— Exercise goal —
Transcribe the records below exactly as they appear, omitting any pictures.
--- Given information ---
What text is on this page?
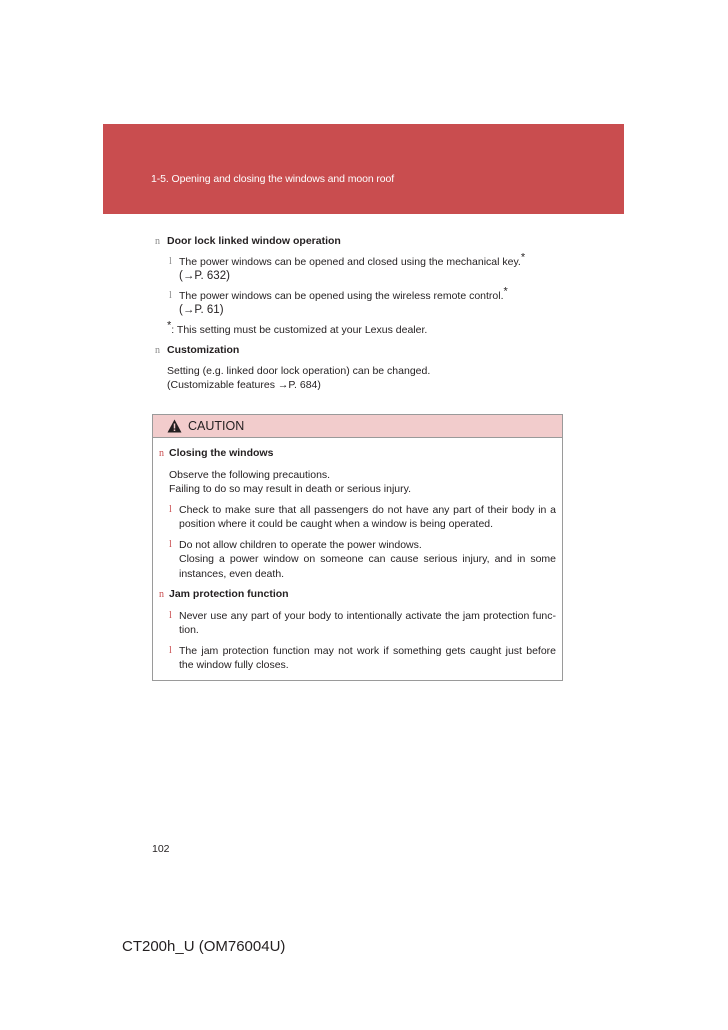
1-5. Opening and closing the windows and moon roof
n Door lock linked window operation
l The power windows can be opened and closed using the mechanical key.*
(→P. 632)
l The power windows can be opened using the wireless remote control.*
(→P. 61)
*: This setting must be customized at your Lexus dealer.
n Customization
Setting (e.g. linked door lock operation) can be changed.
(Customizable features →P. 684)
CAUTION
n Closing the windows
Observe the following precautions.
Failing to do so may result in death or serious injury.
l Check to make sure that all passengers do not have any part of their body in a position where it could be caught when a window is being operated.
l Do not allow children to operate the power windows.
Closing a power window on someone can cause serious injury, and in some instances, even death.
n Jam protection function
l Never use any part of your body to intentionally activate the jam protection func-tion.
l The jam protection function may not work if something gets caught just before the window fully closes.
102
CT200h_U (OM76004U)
---
— Task solution —
What text is on this page?
1-5. Opening and closing the windows and moon roof
n Door lock linked window operation
l The power windows can be opened and closed using the mechanical key.*
(→P. 632)
l The power windows can be opened using the wireless remote control.*
(→P. 61)
*: This setting must be customized at your Lexus dealer.
n Customization
Setting (e.g. linked door lock operation) can be changed.
(Customizable features →P. 684)
CAUTION
n Closing the windows
Observe the following precautions.
Failing to do so may result in death or serious injury.
l Check to make sure that all passengers do not have any part of their body in a position where it could be caught when a window is being operated.
l Do not allow children to operate the power windows.
Closing a power window on someone can cause serious injury, and in some instances, even death.
n Jam protection function
l Never use any part of your body to intentionally activate the jam protection func-tion.
l The jam protection function may not work if something gets caught just before the window fully closes.
102
CT200h_U (OM76004U)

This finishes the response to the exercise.